REQUIRED WORK:
Output every entry exactly as written.

RECORDS TO USE:
--- BEGIN ---

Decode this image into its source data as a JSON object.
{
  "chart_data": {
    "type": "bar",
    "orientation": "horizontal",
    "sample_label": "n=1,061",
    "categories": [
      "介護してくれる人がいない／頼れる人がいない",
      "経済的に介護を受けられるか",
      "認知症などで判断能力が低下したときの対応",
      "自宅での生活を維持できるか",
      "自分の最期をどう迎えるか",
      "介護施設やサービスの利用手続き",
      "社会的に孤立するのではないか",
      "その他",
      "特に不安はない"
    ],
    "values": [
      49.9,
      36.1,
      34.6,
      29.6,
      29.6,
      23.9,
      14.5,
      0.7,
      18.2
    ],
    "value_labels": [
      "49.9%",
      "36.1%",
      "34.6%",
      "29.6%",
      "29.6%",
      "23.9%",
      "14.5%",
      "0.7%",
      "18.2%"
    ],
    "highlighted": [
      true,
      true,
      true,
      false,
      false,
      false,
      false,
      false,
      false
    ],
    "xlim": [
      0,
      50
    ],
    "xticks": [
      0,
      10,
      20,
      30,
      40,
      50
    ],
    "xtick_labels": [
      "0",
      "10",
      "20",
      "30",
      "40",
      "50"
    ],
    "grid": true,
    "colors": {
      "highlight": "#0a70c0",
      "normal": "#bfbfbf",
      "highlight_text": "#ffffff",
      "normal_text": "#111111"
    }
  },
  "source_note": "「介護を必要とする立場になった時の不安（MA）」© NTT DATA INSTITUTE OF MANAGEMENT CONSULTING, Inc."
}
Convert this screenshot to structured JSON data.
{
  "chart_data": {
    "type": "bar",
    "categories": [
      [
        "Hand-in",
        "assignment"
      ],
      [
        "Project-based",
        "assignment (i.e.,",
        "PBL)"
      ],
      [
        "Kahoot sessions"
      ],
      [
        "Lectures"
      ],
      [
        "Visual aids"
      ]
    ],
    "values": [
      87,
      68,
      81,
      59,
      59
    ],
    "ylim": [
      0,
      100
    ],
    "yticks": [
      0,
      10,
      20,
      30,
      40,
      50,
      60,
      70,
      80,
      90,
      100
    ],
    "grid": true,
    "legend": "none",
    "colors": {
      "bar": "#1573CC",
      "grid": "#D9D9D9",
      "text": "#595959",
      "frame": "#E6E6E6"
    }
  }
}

--- END ---

REPLY TO THE EXERCISE:
Decode this image into its source data as a JSON object.
{
  "chart_data": {
    "type": "bar",
    "orientation": "horizontal",
    "sample_label": "n=1,061",
    "categories": [
      "介護してくれる人がいない／頼れる人がいない",
      "経済的に介護を受けられるか",
      "認知症などで判断能力が低下したときの対応",
      "自宅での生活を維持できるか",
      "自分の最期をどう迎えるか",
      "介護施設やサービスの利用手続き",
      "社会的に孤立するのではないか",
      "その他",
      "特に不安はない"
    ],
    "values": [
      49.9,
      36.1,
      34.6,
      29.6,
      29.6,
      23.9,
      14.5,
      0.7,
      18.2
    ],
    "value_labels": [
      "49.9%",
      "36.1%",
      "34.6%",
      "29.6%",
      "29.6%",
      "23.9%",
      "14.5%",
      "0.7%",
      "18.2%"
    ],
    "highlighted": [
      true,
      true,
      true,
      false,
      false,
      false,
      false,
      false,
      false
    ],
    "xlim": [
      0,
      50
    ],
    "xticks": [
      0,
      10,
      20,
      30,
      40,
      50
    ],
    "xtick_labels": [
      "0",
      "10",
      "20",
      "30",
      "40",
      "50"
    ],
    "grid": true,
    "colors": {
      "highlight": "#0a70c0",
      "normal": "#bfbfbf",
      "highlight_text": "#ffffff",
      "normal_text": "#111111"
    }
  },
  "source_note": "「介護を必要とする立場になった時の不安（MA）」© NTT DATA INSTITUTE OF MANAGEMENT CONSULTING, Inc."
}
Convert this screenshot to structured JSON data.
{
  "chart_data": {
    "type": "bar",
    "categories": [
      [
        "Hand-in",
        "assignment"
      ],
      [
        "Project-based",
        "assignment (i.e.,",
        "PBL)"
      ],
      [
        "Kahoot sessions"
      ],
      [
        "Lectures"
      ],
      [
        "Visual aids"
      ]
    ],
    "values": [
      87,
      68,
      81,
      59,
      59
    ],
    "ylim": [
      0,
      100
    ],
    "yticks": [
      0,
      10,
      20,
      30,
      40,
      50,
      60,
      70,
      80,
      90,
      100
    ],
    "grid": true,
    "legend": "none",
    "colors": {
      "bar": "#1573CC",
      "grid": "#D9D9D9",
      "text": "#595959",
      "frame": "#E6E6E6"
    }
  }
}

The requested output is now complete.